-- Start of Data extract --

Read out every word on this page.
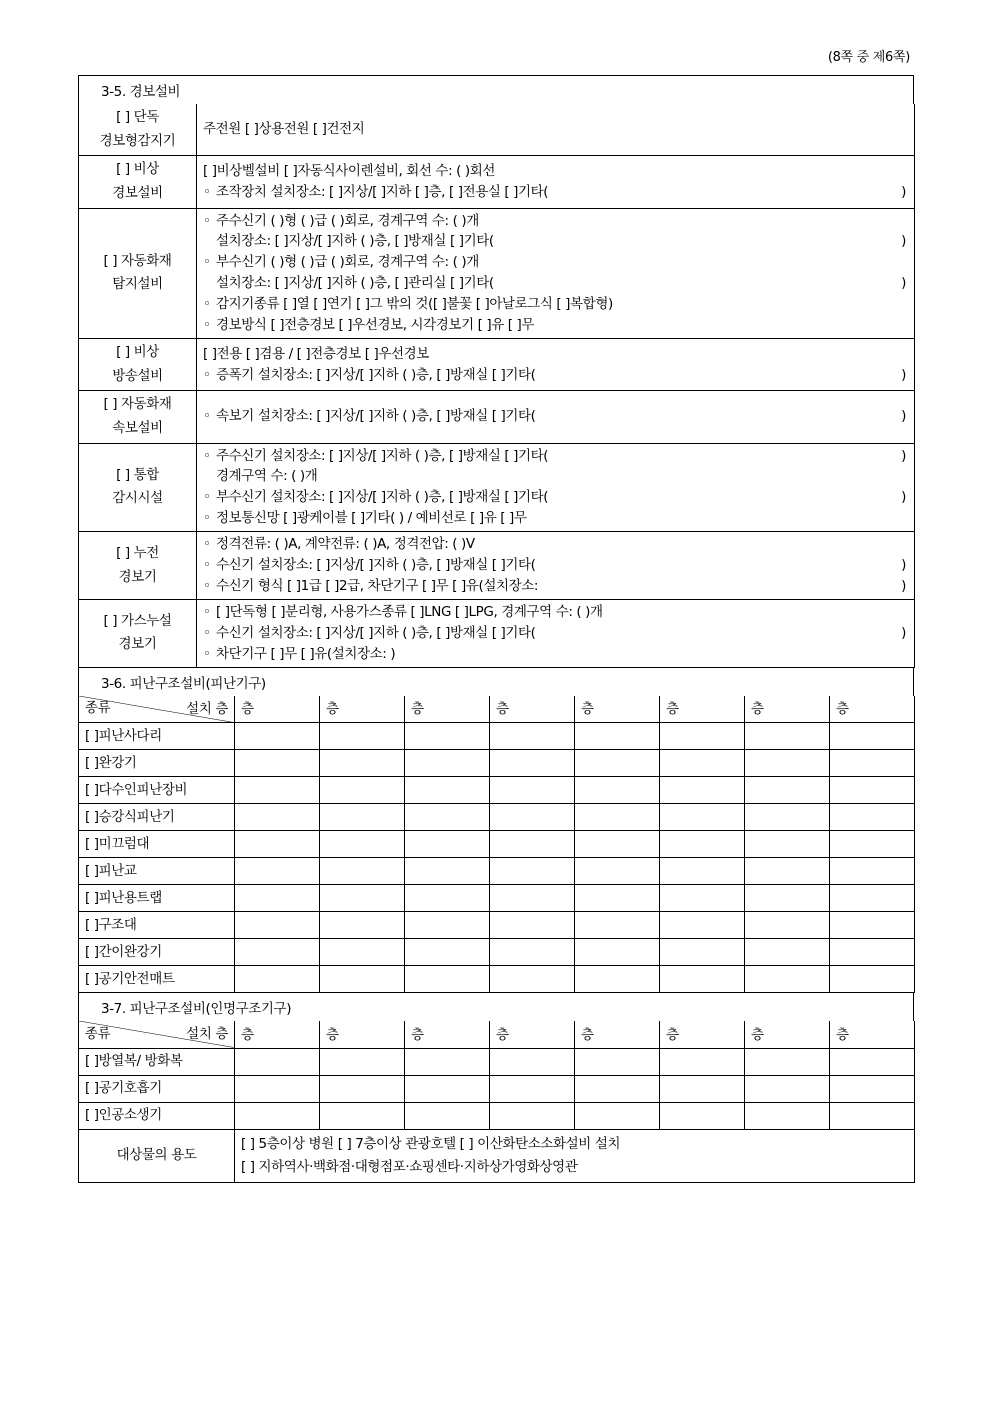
(8쪽 중 제6쪽)
3-5. 경보설비
[ ] 단독
경보형감지기	주전원 [ ]상용전원 [ ]건전지

[ ] 비상
경보설비	[ ]비상벨설비 [ ]자동식사이렌설비, 회선 수: ( )회선
◦ 조작장치 설치장소: [ ]지상/[ ]지하 [ ]층, [ ]전용실 [ ]기타( )

[ ] 자동화재
탐지설비	
◦ 주수신기 ( )형 ( )급 ( )회로, 경계구역 수: ( )개
설치장소: [ ]지상/[ ]지하 ( )층, [ ]방재실 [ ]기타(	)
◦ 부수신기 ( )형 ( )급 ( )회로, 경계구역 수: ( )개
설치장소: [ ]지상/[ ]지하 ( )층, [ ]관리실 [ ]기타(	)
◦ 감지기종류 [ ]열 [ ]연기 [ ]그 밖의 것([ ]불꽃 [ ]아날로그식 [ ]복합형)
◦ 경보방식 [ ]전층경보 [ ]우선경보, 시각경보기 [ ]유 [ ]무

[ ] 비상
방송설비	[ ]전용 [ ]겸용 / [ ]전층경보 [ ]우선경보
◦ 증폭기 설치장소: [ ]지상/[ ]지하 ( )층, [ ]방재실 [ ]기타( )

[ ] 자동화재
속보설비	◦ 속보기 설치장소: [ ]지상/[ ]지하 ( )층, [ ]방재실 [ ]기타( )

[ ] 통합
감시시설	
◦ 주수신기 설치장소: [ ]지상/[ ]지하 ( )층, [ ]방재실 [ ]기타(	)
경계구역 수: ( )개
◦ 부수신기 설치장소: [ ]지상/[ ]지하 ( )층, [ ]방재실 [ ]기타(	)
◦ 정보통신망 [ ]광케이블 [ ]기타( ) / 예비선로 [ ]유 [ ]무

[ ] 누전
경보기	◦ 정격전류: ( )A, 계약전류: ( )A, 정격전압: ( )V
◦ 수신기 설치장소: [ ]지상/[ ]지하 ( )층, [ ]방재실 [ ]기타( )
◦ 수신기 형식 [ ]1급 [ ]2급, 차단기구 [ ]무 [ ]유(설치장소: )

[ ] 가스누설
경보기	◦ [ ]단독형 [ ]분리형, 사용가스종류 [ ]LNG [ ]LPG, 경계구역 수: ( )개
◦ 수신기 설치장소: [ ]지상/[ ]지하 ( )층, [ ]방재실 [ ]기타( )
◦ 차단기구 [ ]무 [ ]유(설치장소: )
3-6. 피난구조설비(피난기구)
설치 층
종류	층	층	층	층	층	층	층	층
[ ]피난사다리								
[ ]완강기								
[ ]다수인피난장비								
[ ]승강식피난기								
[ ]미끄럼대								
[ ]피난교								
[ ]피난용트랩								
[ ]구조대								
[ ]간이완강기								
[ ]공기안전매트								
3-7. 피난구조설비(인명구조기구)
설치 층
종류	층	층	층	층	층	층	층	층
[ ]방열복/ 방화복								
[ ]공기호흡기								
[ ]인공소생기								
대상물의 용도	[ ] 5층이상 병원 [ ] 7층이상 관광호텔 [ ] 이산화탄소소화설비 설치
[ ] 지하역사·백화점·대형점포·쇼핑센타·지하상가영화상영관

-- End of Data extract --

What you are asked to do
Omit all pictures while transcribing the entries verbatim.

Completed exercise
Read out every word on this page.
(8쪽 중 제6쪽)
3-5. 경보설비
[ ] 단독
경보형감지기	주전원 [ ]상용전원 [ ]건전지

[ ] 비상
경보설비	[ ]비상벨설비 [ ]자동식사이렌설비, 회선 수: ( )회선
◦ 조작장치 설치장소: [ ]지상/[ ]지하 [ ]층, [ ]전용실 [ ]기타( )

[ ] 자동화재
탐지설비	
◦ 주수신기 ( )형 ( )급 ( )회로, 경계구역 수: ( )개
설치장소: [ ]지상/[ ]지하 ( )층, [ ]방재실 [ ]기타(	)
◦ 부수신기 ( )형 ( )급 ( )회로, 경계구역 수: ( )개
설치장소: [ ]지상/[ ]지하 ( )층, [ ]관리실 [ ]기타(	)
◦ 감지기종류 [ ]열 [ ]연기 [ ]그 밖의 것([ ]불꽃 [ ]아날로그식 [ ]복합형)
◦ 경보방식 [ ]전층경보 [ ]우선경보, 시각경보기 [ ]유 [ ]무

[ ] 비상
방송설비	[ ]전용 [ ]겸용 / [ ]전층경보 [ ]우선경보
◦ 증폭기 설치장소: [ ]지상/[ ]지하 ( )층, [ ]방재실 [ ]기타( )

[ ] 자동화재
속보설비	◦ 속보기 설치장소: [ ]지상/[ ]지하 ( )층, [ ]방재실 [ ]기타( )

[ ] 통합
감시시설	
◦ 주수신기 설치장소: [ ]지상/[ ]지하 ( )층, [ ]방재실 [ ]기타(	)
경계구역 수: ( )개
◦ 부수신기 설치장소: [ ]지상/[ ]지하 ( )층, [ ]방재실 [ ]기타(	)
◦ 정보통신망 [ ]광케이블 [ ]기타( ) / 예비선로 [ ]유 [ ]무

[ ] 누전
경보기	◦ 정격전류: ( )A, 계약전류: ( )A, 정격전압: ( )V
◦ 수신기 설치장소: [ ]지상/[ ]지하 ( )층, [ ]방재실 [ ]기타( )
◦ 수신기 형식 [ ]1급 [ ]2급, 차단기구 [ ]무 [ ]유(설치장소: )

[ ] 가스누설
경보기	◦ [ ]단독형 [ ]분리형, 사용가스종류 [ ]LNG [ ]LPG, 경계구역 수: ( )개
◦ 수신기 설치장소: [ ]지상/[ ]지하 ( )층, [ ]방재실 [ ]기타( )
◦ 차단기구 [ ]무 [ ]유(설치장소: )
3-6. 피난구조설비(피난기구)
설치 층
종류	층	층	층	층	층	층	층	층
[ ]피난사다리								
[ ]완강기								
[ ]다수인피난장비								
[ ]승강식피난기								
[ ]미끄럼대								
[ ]피난교								
[ ]피난용트랩								
[ ]구조대								
[ ]간이완강기								
[ ]공기안전매트								
3-7. 피난구조설비(인명구조기구)
설치 층
종류	층	층	층	층	층	층	층	층
[ ]방열복/ 방화복								
[ ]공기호흡기								
[ ]인공소생기								
대상물의 용도	[ ] 5층이상 병원 [ ] 7층이상 관광호텔 [ ] 이산화탄소소화설비 설치
[ ] 지하역사·백화점·대형점포·쇼핑센타·지하상가영화상영관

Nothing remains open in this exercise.